Set down the material below word for word, excluding the pictures.
── DATA SHOWN
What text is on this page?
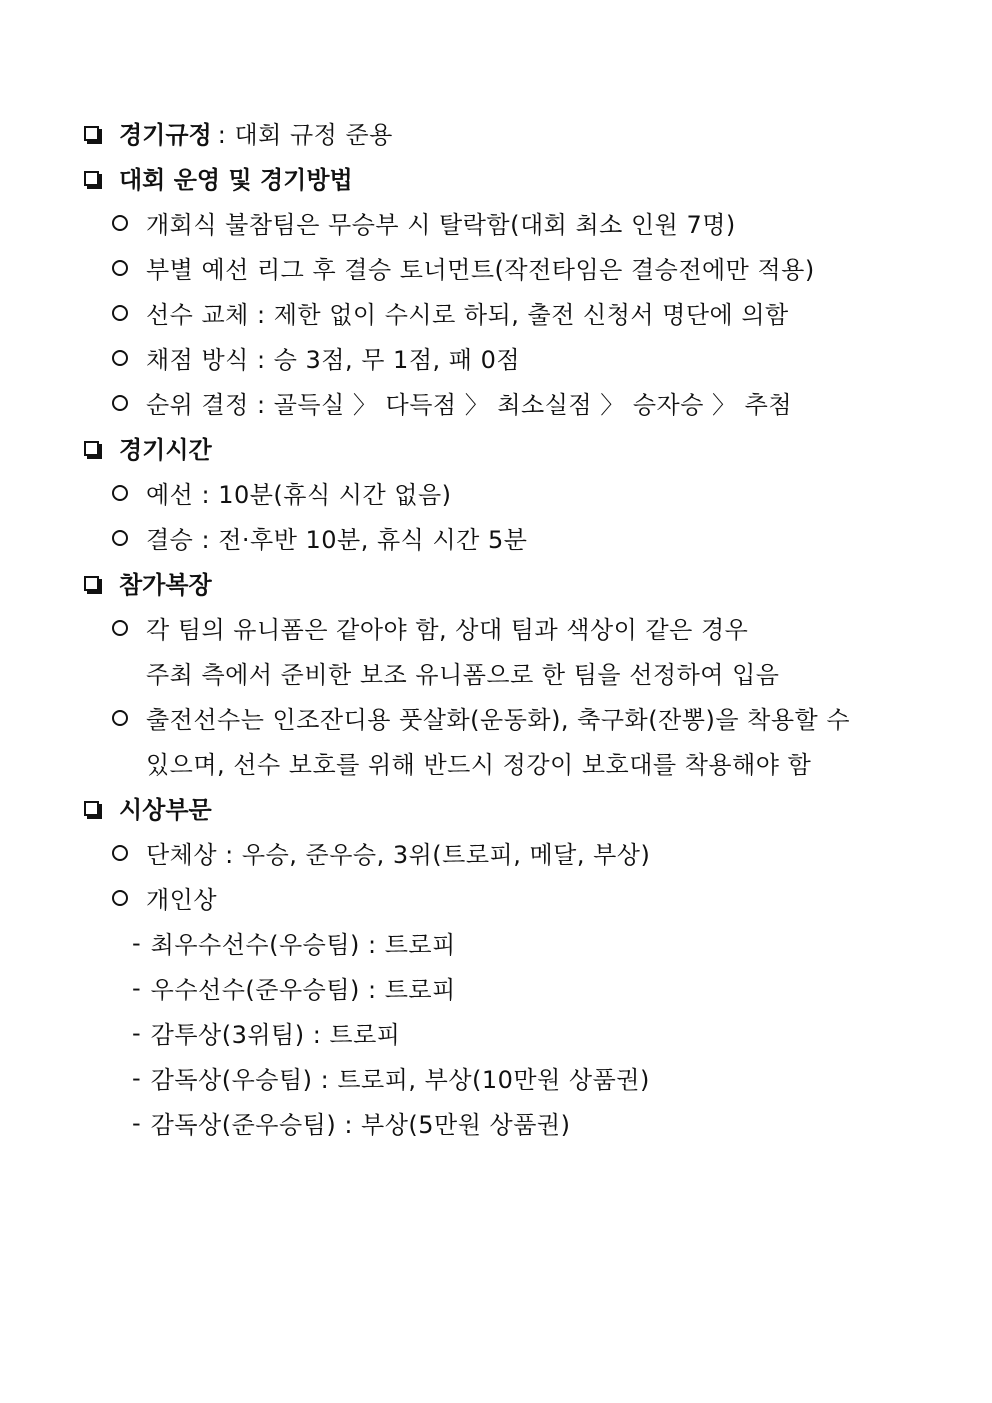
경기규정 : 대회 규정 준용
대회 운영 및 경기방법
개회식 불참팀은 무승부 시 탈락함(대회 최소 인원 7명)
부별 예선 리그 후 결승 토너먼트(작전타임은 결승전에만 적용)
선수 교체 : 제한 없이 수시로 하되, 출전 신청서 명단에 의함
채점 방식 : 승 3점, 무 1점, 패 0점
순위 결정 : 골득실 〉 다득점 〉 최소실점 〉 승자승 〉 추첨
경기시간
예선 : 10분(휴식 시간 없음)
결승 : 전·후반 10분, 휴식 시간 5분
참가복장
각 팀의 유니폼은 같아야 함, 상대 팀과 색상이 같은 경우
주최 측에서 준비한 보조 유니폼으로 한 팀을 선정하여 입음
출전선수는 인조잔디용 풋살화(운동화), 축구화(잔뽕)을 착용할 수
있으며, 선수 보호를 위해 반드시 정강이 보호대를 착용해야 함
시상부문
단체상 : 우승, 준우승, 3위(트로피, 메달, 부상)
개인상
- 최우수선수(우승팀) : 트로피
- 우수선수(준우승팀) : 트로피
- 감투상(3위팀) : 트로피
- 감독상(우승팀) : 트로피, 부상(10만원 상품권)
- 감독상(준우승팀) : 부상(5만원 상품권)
────
SOLVED PROBLEM:
What text is on this page?
경기규정 : 대회 규정 준용
대회 운영 및 경기방법
개회식 불참팀은 무승부 시 탈락함(대회 최소 인원 7명)
부별 예선 리그 후 결승 토너먼트(작전타임은 결승전에만 적용)
선수 교체 : 제한 없이 수시로 하되, 출전 신청서 명단에 의함
채점 방식 : 승 3점, 무 1점, 패 0점
순위 결정 : 골득실 〉 다득점 〉 최소실점 〉 승자승 〉 추첨
경기시간
예선 : 10분(휴식 시간 없음)
결승 : 전·후반 10분, 휴식 시간 5분
참가복장
각 팀의 유니폼은 같아야 함, 상대 팀과 색상이 같은 경우
주최 측에서 준비한 보조 유니폼으로 한 팀을 선정하여 입음
출전선수는 인조잔디용 풋살화(운동화), 축구화(잔뽕)을 착용할 수
있으며, 선수 보호를 위해 반드시 정강이 보호대를 착용해야 함
시상부문
단체상 : 우승, 준우승, 3위(트로피, 메달, 부상)
개인상
- 최우수선수(우승팀) : 트로피
- 우수선수(준우승팀) : 트로피
- 감투상(3위팀) : 트로피
- 감독상(우승팀) : 트로피, 부상(10만원 상품권)
- 감독상(준우승팀) : 부상(5만원 상품권)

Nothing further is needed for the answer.